▶ **Extracted records**
▼
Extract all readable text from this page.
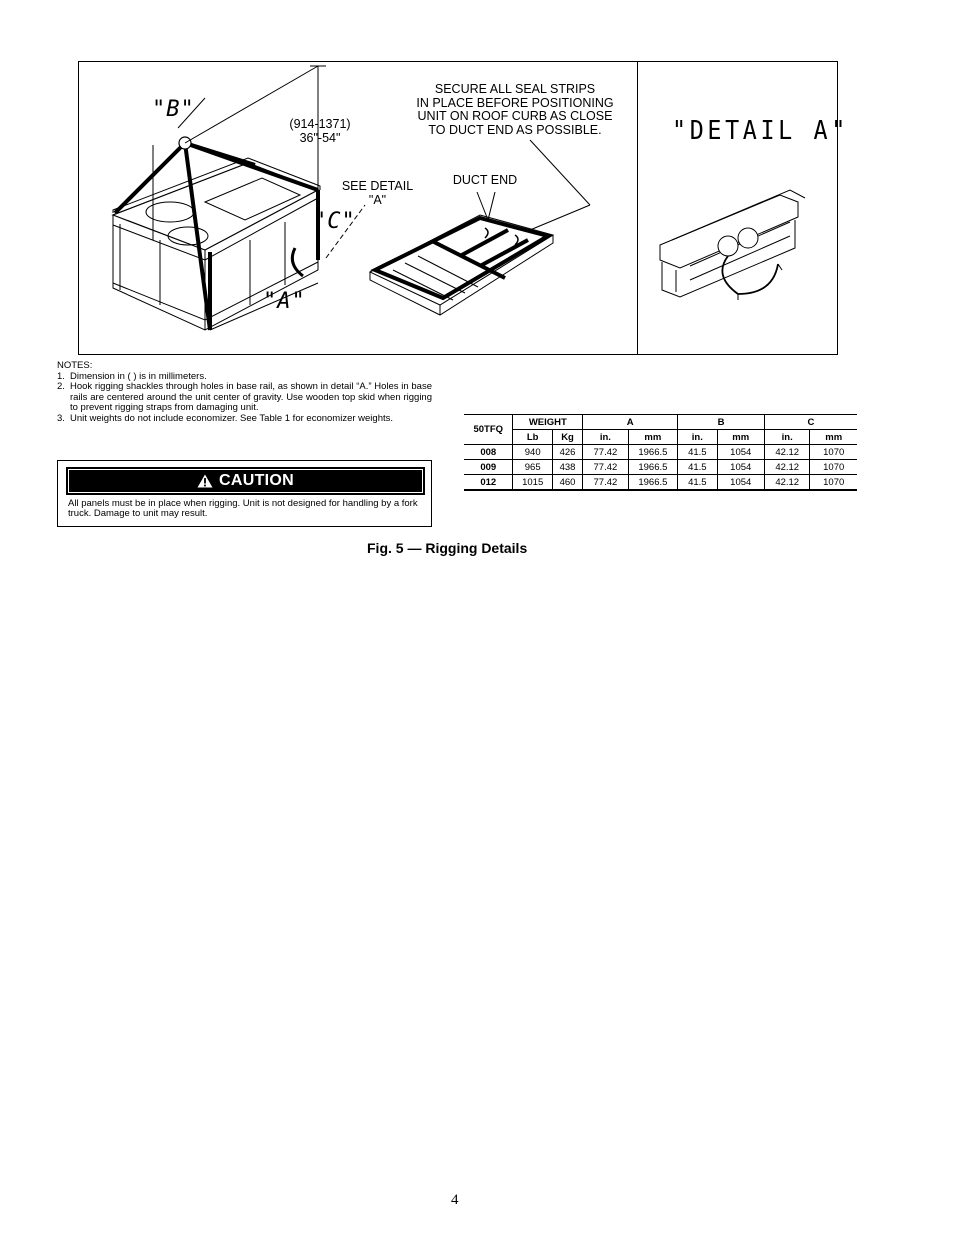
"B"
"C"
"A"
SECURE ALL SEAL STRIPS
IN PLACE BEFORE POSITIONING
UNIT ON ROOF CURB AS CLOSE
TO DUCT END AS POSSIBLE.
(914-1371)
36"-54"
SEE DETAIL
"A"
DUCT END
"DETAIL A"
NOTES:
1. Dimension in ( ) is in millimeters.
2. Hook rigging shackles through holes in base rail, as shown in detail “A.” Holes in base rails are centered around the unit center of gravity. Use wooden top skid when rigging to prevent rigging straps from damaging unit.
3. Unit weights do not include economizer. See Table 1 for economizer weights.
CAUTION
All panels must be in place when rigging. Unit is not designed for handling by a fork truck. Damage to unit may result.
50TFQ	WEIGHT		A		B		C	
	Lb	Kg	in.	mm	in.	mm	in.	mm
008	940	426	77.42	1966.5	41.5	1054	42.12	1070
009	965	438	77.42	1966.5	41.5	1054	42.12	1070
012	1015	460	77.42	1966.5	41.5	1054	42.12	1070
Fig. 5 — Rigging Details
4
▲
▶ **Given request**
Look through the records and gather every line containing "from".

▶ **Solution to the exercise**
Extract all readable text from this page.
2. Hook rigging shackles through holes in base rail, as shown in detail “A.” Holes in base rails are centered around the unit center of gravity. Use wooden top skid when rigging to prevent rigging straps from damaging unit.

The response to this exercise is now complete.